Objective:
Every entry must be repeated exactly. Exclude all pictures.

Record extracts:
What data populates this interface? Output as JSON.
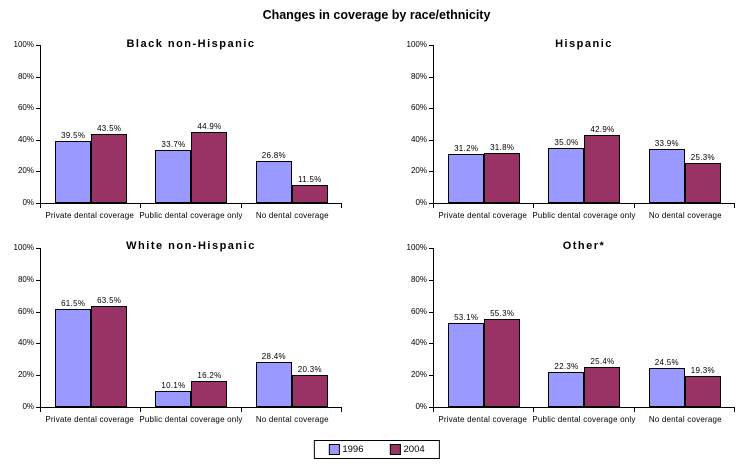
{
  "page_title": "Changes in coverage by race/ethnicity",
  "colors": {
    "background": "#FFFFFF",
    "axis": "#000000",
    "bar_border": "#000000",
    "series_1996": "#9999FF",
    "series_2004": "#993366"
  },
  "legend": {
    "position": "bottom-center",
    "items": [
      {
        "label": "1996",
        "color": "#9999FF"
      },
      {
        "label": "2004",
        "color": "#993366"
      }
    ]
  },
  "chart_data": [
    {
      "type": "bar",
      "title": "Black non-Hispanic",
      "categories": [
        "Private dental coverage",
        "Public dental coverage only",
        "No dental coverage"
      ],
      "series": [
        {
          "name": "1996",
          "color": "#9999FF",
          "values": [
            39.5,
            33.7,
            26.8
          ],
          "labels": [
            "39.5%",
            "33.7%",
            "26.8%"
          ]
        },
        {
          "name": "2004",
          "color": "#993366",
          "values": [
            43.5,
            44.9,
            11.5
          ],
          "labels": [
            "43.5%",
            "44.9%",
            "11.5%"
          ]
        }
      ],
      "ylim": [
        0,
        100
      ],
      "yticks": [
        "0%",
        "20%",
        "40%",
        "60%",
        "80%",
        "100%"
      ],
      "grid": false,
      "data_labels": true
    },
    {
      "type": "bar",
      "title": "Hispanic",
      "categories": [
        "Private dental coverage",
        "Public dental coverage only",
        "No dental coverage"
      ],
      "series": [
        {
          "name": "1996",
          "color": "#9999FF",
          "values": [
            31.2,
            35.0,
            33.9
          ],
          "labels": [
            "31.2%",
            "35.0%",
            "33.9%"
          ]
        },
        {
          "name": "2004",
          "color": "#993366",
          "values": [
            31.8,
            42.9,
            25.3
          ],
          "labels": [
            "31.8%",
            "42.9%",
            "25.3%"
          ]
        }
      ],
      "ylim": [
        0,
        100
      ],
      "yticks": [
        "0%",
        "20%",
        "40%",
        "60%",
        "80%",
        "100%"
      ],
      "grid": false,
      "data_labels": true
    },
    {
      "type": "bar",
      "title": "White non-Hispanic",
      "categories": [
        "Private dental coverage",
        "Public dental coverage only",
        "No dental coverage"
      ],
      "series": [
        {
          "name": "1996",
          "color": "#9999FF",
          "values": [
            61.5,
            10.1,
            28.4
          ],
          "labels": [
            "61.5%",
            "10.1%",
            "28.4%"
          ]
        },
        {
          "name": "2004",
          "color": "#993366",
          "values": [
            63.5,
            16.2,
            20.3
          ],
          "labels": [
            "63.5%",
            "16.2%",
            "20.3%"
          ]
        }
      ],
      "ylim": [
        0,
        100
      ],
      "yticks": [
        "0%",
        "20%",
        "40%",
        "60%",
        "80%",
        "100%"
      ],
      "grid": false,
      "data_labels": true
    },
    {
      "type": "bar",
      "title": "Other*",
      "categories": [
        "Private dental coverage",
        "Public dental coverage only",
        "No dental coverage"
      ],
      "series": [
        {
          "name": "1996",
          "color": "#9999FF",
          "values": [
            53.1,
            22.3,
            24.5
          ],
          "labels": [
            "53.1%",
            "22.3%",
            "24.5%"
          ]
        },
        {
          "name": "2004",
          "color": "#993366",
          "values": [
            55.3,
            25.4,
            19.3
          ],
          "labels": [
            "55.3%",
            "25.4%",
            "19.3%"
          ]
        }
      ],
      "ylim": [
        0,
        100
      ],
      "yticks": [
        "0%",
        "20%",
        "40%",
        "60%",
        "80%",
        "100%"
      ],
      "grid": false,
      "data_labels": true
    }
  ]
}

Answer for the task:
What data populates this interface? Output as JSON.
{
  "page_title": "Changes in coverage by race/ethnicity",
  "colors": {
    "background": "#FFFFFF",
    "axis": "#000000",
    "bar_border": "#000000",
    "series_1996": "#9999FF",
    "series_2004": "#993366"
  },
  "legend": {
    "position": "bottom-center",
    "items": [
      {
        "label": "1996",
        "color": "#9999FF"
      },
      {
        "label": "2004",
        "color": "#993366"
      }
    ]
  },
  "chart_data": [
    {
      "type": "bar",
      "title": "Black non-Hispanic",
      "categories": [
        "Private dental coverage",
        "Public dental coverage only",
        "No dental coverage"
      ],
      "series": [
        {
          "name": "1996",
          "color": "#9999FF",
          "values": [
            39.5,
            33.7,
            26.8
          ],
          "labels": [
            "39.5%",
            "33.7%",
            "26.8%"
          ]
        },
        {
          "name": "2004",
          "color": "#993366",
          "values": [
            43.5,
            44.9,
            11.5
          ],
          "labels": [
            "43.5%",
            "44.9%",
            "11.5%"
          ]
        }
      ],
      "ylim": [
        0,
        100
      ],
      "yticks": [
        "0%",
        "20%",
        "40%",
        "60%",
        "80%",
        "100%"
      ],
      "grid": false,
      "data_labels": true
    },
    {
      "type": "bar",
      "title": "Hispanic",
      "categories": [
        "Private dental coverage",
        "Public dental coverage only",
        "No dental coverage"
      ],
      "series": [
        {
          "name": "1996",
          "color": "#9999FF",
          "values": [
            31.2,
            35.0,
            33.9
          ],
          "labels": [
            "31.2%",
            "35.0%",
            "33.9%"
          ]
        },
        {
          "name": "2004",
          "color": "#993366",
          "values": [
            31.8,
            42.9,
            25.3
          ],
          "labels": [
            "31.8%",
            "42.9%",
            "25.3%"
          ]
        }
      ],
      "ylim": [
        0,
        100
      ],
      "yticks": [
        "0%",
        "20%",
        "40%",
        "60%",
        "80%",
        "100%"
      ],
      "grid": false,
      "data_labels": true
    },
    {
      "type": "bar",
      "title": "White non-Hispanic",
      "categories": [
        "Private dental coverage",
        "Public dental coverage only",
        "No dental coverage"
      ],
      "series": [
        {
          "name": "1996",
          "color": "#9999FF",
          "values": [
            61.5,
            10.1,
            28.4
          ],
          "labels": [
            "61.5%",
            "10.1%",
            "28.4%"
          ]
        },
        {
          "name": "2004",
          "color": "#993366",
          "values": [
            63.5,
            16.2,
            20.3
          ],
          "labels": [
            "63.5%",
            "16.2%",
            "20.3%"
          ]
        }
      ],
      "ylim": [
        0,
        100
      ],
      "yticks": [
        "0%",
        "20%",
        "40%",
        "60%",
        "80%",
        "100%"
      ],
      "grid": false,
      "data_labels": true
    },
    {
      "type": "bar",
      "title": "Other*",
      "categories": [
        "Private dental coverage",
        "Public dental coverage only",
        "No dental coverage"
      ],
      "series": [
        {
          "name": "1996",
          "color": "#9999FF",
          "values": [
            53.1,
            22.3,
            24.5
          ],
          "labels": [
            "53.1%",
            "22.3%",
            "24.5%"
          ]
        },
        {
          "name": "2004",
          "color": "#993366",
          "values": [
            55.3,
            25.4,
            19.3
          ],
          "labels": [
            "55.3%",
            "25.4%",
            "19.3%"
          ]
        }
      ],
      "ylim": [
        0,
        100
      ],
      "yticks": [
        "0%",
        "20%",
        "40%",
        "60%",
        "80%",
        "100%"
      ],
      "grid": false,
      "data_labels": true
    }
  ]
}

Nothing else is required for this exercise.